┌─ Data provided

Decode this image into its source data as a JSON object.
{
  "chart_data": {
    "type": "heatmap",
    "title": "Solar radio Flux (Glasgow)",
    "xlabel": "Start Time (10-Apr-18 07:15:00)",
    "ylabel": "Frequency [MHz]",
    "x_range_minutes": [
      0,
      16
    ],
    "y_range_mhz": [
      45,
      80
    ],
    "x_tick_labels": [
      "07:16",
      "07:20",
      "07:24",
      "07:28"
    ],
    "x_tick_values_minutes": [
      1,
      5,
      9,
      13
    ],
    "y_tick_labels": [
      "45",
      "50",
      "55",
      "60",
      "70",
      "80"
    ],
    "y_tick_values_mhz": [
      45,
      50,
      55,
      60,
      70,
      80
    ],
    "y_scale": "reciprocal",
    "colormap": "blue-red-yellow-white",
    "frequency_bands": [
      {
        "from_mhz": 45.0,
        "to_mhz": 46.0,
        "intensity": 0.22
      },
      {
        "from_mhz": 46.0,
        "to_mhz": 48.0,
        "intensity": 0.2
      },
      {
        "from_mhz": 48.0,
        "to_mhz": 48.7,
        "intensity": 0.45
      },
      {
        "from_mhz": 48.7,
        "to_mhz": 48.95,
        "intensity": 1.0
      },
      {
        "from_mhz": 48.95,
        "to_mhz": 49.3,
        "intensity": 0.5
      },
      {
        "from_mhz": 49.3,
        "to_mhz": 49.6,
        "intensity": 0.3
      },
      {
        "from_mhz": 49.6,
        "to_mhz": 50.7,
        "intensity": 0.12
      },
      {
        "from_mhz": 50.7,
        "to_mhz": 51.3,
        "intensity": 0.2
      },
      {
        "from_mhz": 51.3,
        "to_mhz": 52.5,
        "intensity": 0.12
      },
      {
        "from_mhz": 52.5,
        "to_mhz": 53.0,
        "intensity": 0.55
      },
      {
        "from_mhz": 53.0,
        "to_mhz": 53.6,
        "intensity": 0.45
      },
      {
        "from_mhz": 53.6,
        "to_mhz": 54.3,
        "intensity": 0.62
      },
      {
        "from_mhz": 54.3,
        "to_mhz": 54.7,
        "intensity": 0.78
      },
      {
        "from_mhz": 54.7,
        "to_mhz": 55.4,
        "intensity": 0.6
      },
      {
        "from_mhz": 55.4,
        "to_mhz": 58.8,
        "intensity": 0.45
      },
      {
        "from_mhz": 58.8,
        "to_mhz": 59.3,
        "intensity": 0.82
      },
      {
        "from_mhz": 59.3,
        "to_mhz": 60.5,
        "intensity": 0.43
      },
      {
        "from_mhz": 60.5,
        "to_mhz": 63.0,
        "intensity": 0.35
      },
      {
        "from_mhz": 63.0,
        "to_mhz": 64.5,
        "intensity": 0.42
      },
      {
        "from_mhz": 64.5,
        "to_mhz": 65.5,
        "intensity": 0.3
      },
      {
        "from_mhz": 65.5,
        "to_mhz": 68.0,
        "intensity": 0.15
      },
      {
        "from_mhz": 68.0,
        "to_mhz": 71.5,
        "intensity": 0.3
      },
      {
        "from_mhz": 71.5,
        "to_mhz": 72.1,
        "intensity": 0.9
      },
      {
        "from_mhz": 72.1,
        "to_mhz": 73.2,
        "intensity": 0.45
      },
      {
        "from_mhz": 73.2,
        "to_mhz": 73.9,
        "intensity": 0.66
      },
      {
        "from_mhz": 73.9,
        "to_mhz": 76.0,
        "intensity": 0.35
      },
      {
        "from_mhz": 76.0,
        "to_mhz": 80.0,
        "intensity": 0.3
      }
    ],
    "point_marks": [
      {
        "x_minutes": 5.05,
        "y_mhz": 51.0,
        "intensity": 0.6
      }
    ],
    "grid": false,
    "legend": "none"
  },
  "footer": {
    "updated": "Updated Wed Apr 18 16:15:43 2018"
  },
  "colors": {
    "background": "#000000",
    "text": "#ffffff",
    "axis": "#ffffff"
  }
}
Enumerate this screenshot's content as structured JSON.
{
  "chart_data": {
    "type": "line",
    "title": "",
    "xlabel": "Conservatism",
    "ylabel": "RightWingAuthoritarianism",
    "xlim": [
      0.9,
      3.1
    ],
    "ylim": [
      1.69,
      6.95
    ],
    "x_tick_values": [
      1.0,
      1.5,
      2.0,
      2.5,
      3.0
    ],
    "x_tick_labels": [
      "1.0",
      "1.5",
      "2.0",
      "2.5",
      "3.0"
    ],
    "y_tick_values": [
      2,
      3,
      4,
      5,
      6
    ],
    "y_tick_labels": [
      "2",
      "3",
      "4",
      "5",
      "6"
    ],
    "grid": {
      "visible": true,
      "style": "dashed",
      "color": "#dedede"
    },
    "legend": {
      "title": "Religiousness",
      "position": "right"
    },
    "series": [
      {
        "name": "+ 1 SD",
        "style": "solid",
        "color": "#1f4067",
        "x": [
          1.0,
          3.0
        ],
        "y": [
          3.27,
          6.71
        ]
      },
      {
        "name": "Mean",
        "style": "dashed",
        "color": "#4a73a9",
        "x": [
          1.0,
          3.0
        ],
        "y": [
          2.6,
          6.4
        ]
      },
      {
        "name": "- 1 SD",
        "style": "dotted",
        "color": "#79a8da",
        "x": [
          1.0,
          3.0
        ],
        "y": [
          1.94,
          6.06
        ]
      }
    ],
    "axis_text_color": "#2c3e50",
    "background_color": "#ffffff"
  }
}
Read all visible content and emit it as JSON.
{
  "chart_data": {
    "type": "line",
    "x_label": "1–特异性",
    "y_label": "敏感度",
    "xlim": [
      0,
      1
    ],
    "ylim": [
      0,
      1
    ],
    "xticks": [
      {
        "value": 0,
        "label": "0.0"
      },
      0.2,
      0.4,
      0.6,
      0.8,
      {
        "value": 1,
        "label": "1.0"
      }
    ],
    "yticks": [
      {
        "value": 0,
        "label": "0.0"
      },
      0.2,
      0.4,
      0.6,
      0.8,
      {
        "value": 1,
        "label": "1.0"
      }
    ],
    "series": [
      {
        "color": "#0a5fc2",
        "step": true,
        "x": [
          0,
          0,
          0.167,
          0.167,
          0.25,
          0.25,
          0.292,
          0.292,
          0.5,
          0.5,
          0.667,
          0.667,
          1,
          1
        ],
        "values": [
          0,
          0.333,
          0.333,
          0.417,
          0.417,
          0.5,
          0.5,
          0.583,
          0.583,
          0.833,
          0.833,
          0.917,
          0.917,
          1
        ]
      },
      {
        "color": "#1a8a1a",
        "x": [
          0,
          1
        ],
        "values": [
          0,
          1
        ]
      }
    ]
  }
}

└─

### Required work
Go through the records and show every line with the string "ffffff" in it.

### Reply
    "text": "#ffffff",
    "axis": "#ffffff"
    "background_color": "#ffffff"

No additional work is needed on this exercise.